-- begin --

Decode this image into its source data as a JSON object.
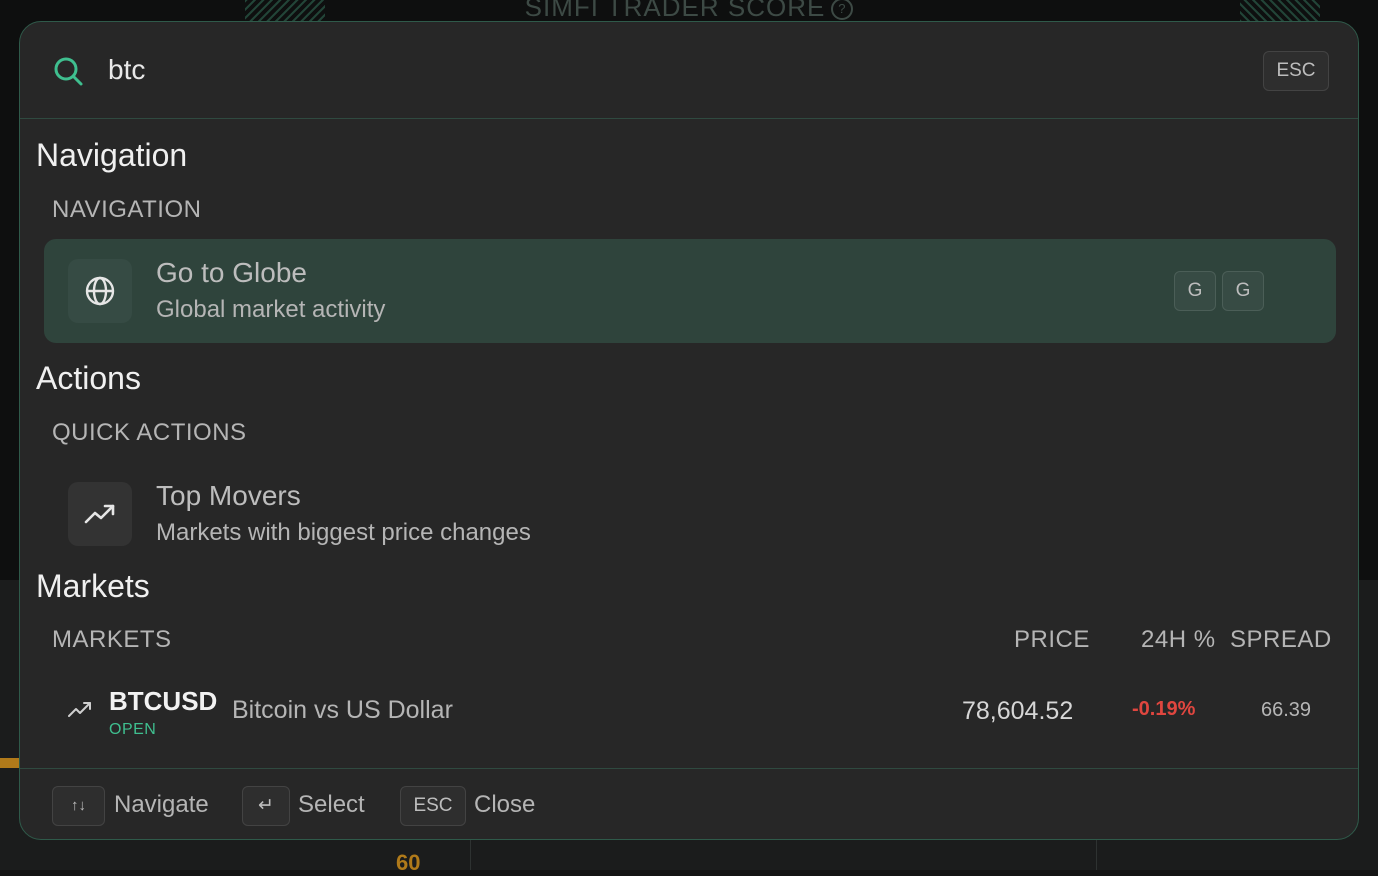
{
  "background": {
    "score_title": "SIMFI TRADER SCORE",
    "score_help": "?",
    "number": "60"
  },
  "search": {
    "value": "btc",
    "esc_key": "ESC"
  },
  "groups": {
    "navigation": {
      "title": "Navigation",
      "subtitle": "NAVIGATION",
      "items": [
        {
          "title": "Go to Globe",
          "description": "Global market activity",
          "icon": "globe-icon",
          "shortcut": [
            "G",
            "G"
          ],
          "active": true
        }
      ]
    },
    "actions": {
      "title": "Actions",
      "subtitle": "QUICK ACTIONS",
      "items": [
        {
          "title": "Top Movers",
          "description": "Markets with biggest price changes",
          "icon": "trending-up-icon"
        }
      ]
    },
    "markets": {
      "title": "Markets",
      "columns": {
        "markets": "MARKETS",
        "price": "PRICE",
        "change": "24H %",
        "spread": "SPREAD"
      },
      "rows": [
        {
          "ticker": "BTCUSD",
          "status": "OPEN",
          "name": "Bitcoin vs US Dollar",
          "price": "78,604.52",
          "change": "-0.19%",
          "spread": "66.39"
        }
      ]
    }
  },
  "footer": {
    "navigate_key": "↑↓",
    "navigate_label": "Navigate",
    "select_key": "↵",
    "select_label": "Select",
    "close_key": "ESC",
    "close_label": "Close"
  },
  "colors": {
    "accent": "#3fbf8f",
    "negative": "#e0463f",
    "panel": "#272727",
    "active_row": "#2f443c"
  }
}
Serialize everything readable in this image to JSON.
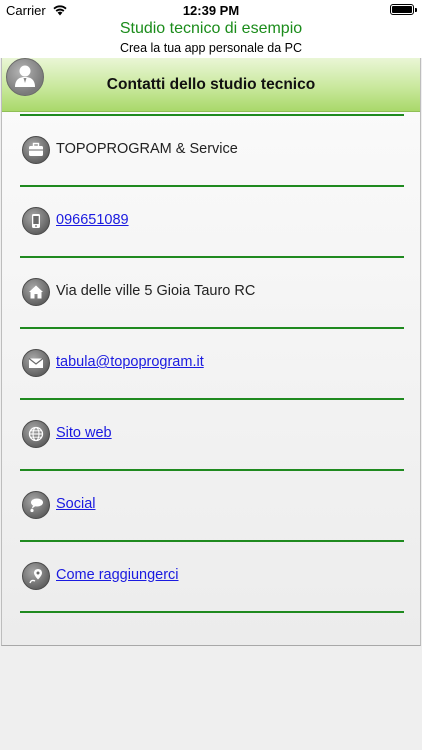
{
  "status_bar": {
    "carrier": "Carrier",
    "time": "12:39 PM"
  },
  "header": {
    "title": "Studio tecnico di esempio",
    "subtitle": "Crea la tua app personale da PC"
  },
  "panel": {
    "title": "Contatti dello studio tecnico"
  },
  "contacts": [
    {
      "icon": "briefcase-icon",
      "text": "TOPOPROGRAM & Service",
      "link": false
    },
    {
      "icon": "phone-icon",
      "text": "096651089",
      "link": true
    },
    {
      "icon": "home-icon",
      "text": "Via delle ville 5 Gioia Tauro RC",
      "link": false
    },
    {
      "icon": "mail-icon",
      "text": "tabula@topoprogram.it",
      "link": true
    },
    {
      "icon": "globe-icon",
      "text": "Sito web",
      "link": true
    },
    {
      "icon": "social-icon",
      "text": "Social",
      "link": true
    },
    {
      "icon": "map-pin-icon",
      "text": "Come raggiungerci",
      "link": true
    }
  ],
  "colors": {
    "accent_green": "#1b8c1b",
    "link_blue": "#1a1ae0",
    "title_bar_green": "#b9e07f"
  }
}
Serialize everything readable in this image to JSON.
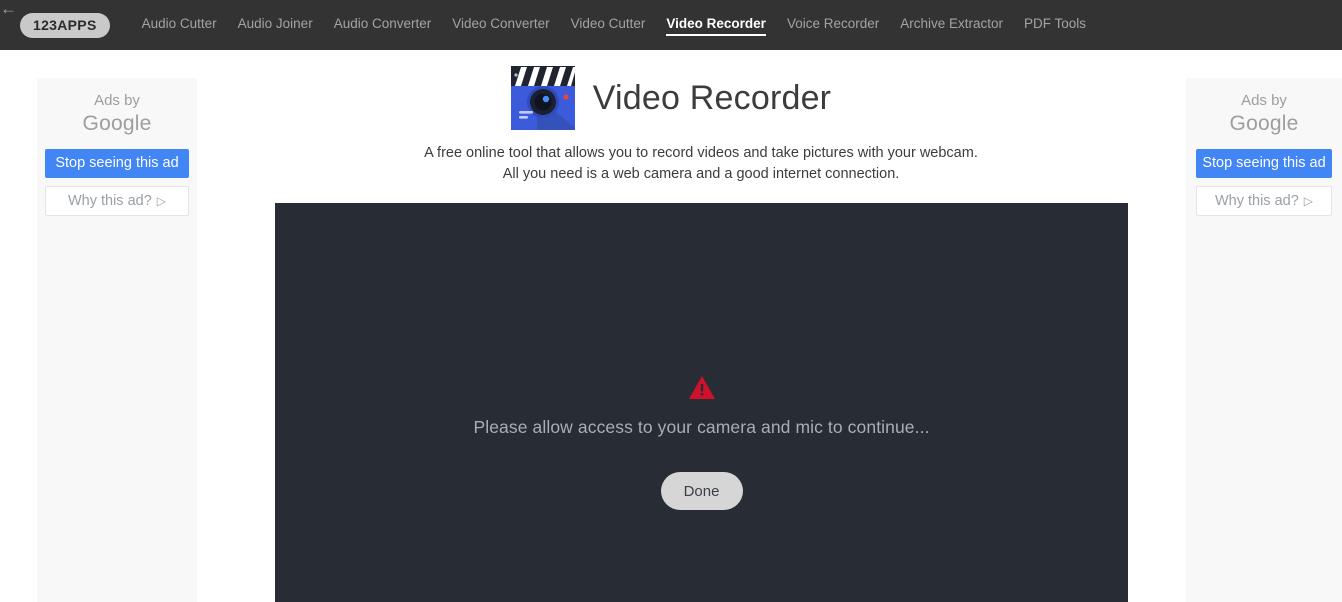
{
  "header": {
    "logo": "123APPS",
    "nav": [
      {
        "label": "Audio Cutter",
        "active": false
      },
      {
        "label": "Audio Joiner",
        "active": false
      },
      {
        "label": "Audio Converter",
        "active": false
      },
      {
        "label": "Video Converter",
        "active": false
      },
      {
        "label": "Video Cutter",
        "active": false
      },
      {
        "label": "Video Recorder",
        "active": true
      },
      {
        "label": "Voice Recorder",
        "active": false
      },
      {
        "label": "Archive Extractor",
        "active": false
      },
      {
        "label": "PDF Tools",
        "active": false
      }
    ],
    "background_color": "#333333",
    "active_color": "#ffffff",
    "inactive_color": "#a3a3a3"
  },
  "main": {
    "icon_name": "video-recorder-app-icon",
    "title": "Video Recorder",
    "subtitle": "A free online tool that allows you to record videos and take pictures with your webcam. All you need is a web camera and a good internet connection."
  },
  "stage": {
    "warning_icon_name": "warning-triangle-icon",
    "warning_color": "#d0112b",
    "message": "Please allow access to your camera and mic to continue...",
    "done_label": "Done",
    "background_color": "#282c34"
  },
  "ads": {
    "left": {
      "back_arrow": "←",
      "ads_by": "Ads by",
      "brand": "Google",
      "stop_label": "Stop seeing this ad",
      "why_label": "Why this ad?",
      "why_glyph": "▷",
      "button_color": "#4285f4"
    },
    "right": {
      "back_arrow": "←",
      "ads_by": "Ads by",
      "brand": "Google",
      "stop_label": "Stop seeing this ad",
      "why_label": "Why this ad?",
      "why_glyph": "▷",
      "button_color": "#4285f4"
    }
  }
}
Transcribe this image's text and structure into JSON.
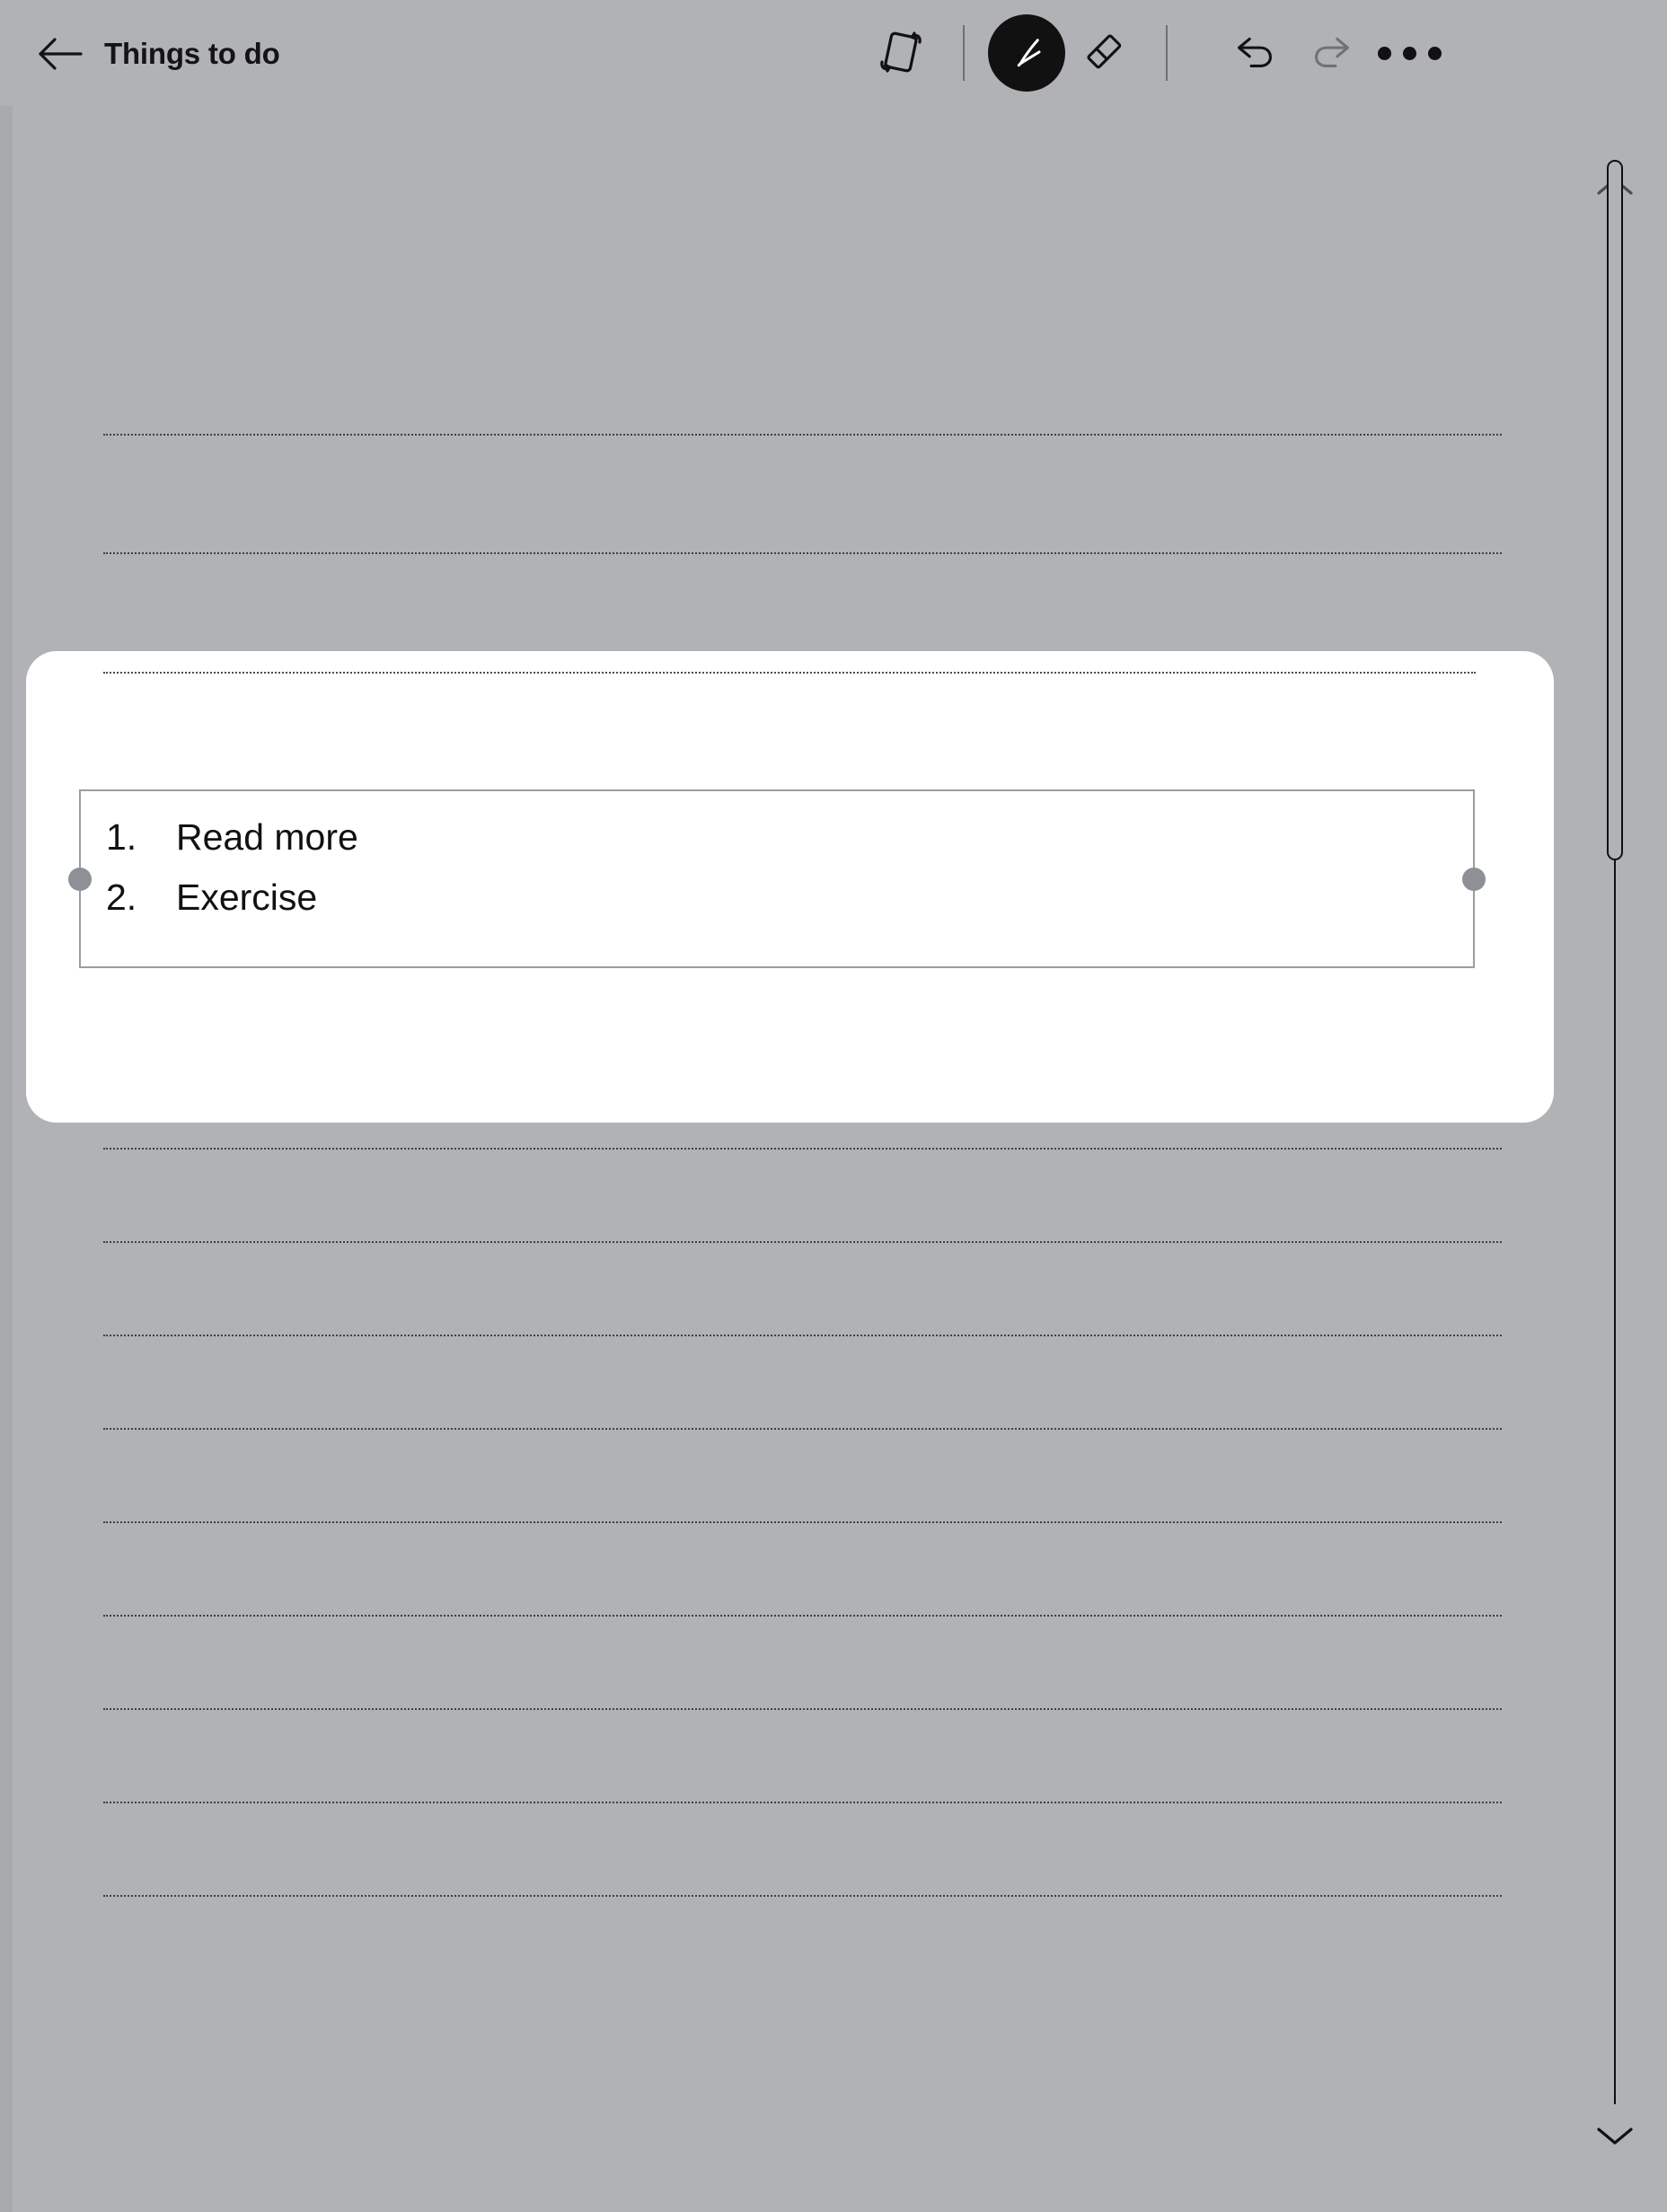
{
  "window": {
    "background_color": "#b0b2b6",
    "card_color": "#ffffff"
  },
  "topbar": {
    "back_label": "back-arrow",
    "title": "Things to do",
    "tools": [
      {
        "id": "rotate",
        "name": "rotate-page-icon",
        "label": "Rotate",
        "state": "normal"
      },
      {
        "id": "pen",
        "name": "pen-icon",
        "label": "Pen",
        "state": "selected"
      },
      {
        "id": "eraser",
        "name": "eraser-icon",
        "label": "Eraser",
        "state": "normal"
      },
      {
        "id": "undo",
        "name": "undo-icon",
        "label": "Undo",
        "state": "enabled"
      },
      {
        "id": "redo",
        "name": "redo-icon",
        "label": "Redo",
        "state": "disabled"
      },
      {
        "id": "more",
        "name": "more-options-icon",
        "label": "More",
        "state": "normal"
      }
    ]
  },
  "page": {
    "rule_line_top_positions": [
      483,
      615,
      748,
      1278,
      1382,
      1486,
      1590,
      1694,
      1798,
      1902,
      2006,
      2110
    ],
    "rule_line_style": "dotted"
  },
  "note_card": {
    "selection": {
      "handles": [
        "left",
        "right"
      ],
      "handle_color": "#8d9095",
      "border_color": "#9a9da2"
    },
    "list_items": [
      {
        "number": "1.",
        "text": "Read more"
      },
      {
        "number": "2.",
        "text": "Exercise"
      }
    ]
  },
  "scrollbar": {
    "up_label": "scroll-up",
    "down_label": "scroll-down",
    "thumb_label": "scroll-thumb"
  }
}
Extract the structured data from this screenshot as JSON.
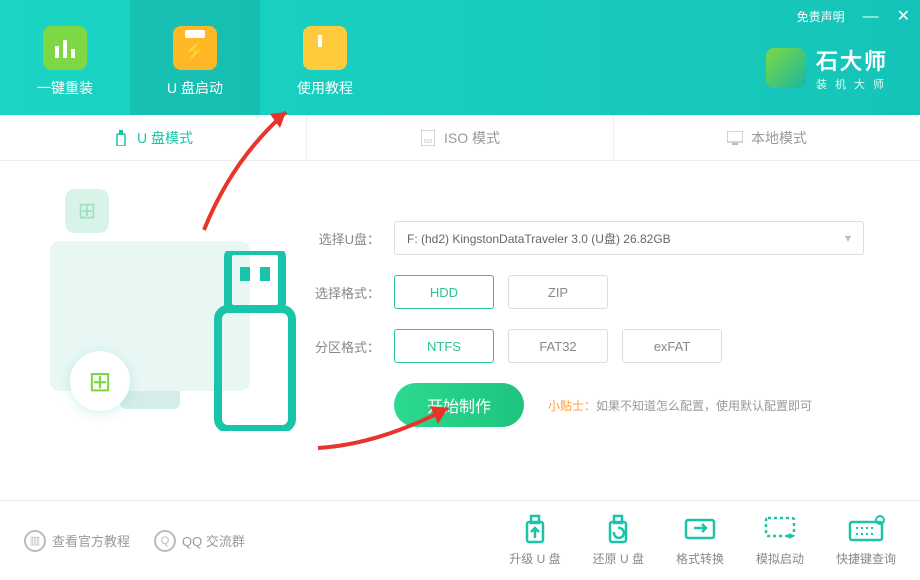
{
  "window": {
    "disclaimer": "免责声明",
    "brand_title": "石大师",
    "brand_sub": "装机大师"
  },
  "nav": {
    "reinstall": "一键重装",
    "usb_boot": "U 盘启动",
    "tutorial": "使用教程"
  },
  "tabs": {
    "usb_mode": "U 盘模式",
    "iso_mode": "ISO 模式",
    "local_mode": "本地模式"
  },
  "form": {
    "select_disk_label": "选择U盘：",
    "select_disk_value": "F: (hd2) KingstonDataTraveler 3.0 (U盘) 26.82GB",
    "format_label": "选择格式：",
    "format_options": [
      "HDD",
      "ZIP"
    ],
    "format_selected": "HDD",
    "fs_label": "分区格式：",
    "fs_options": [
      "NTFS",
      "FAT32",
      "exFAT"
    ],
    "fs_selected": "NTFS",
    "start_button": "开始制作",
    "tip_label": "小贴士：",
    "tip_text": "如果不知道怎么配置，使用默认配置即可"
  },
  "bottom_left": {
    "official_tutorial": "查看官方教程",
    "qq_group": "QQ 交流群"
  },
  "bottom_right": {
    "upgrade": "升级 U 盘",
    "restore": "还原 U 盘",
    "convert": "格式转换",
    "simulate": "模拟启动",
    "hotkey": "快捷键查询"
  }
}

-- end --

**Aim of the task**
Show each line in the entries that holds the string "with".

**Response**
          "description": "Markets with biggest price changes",
    "subtitle": "A free online tool that allows you to record videos and take pictures with your webcam. All you need is a web camera and a good internet connection."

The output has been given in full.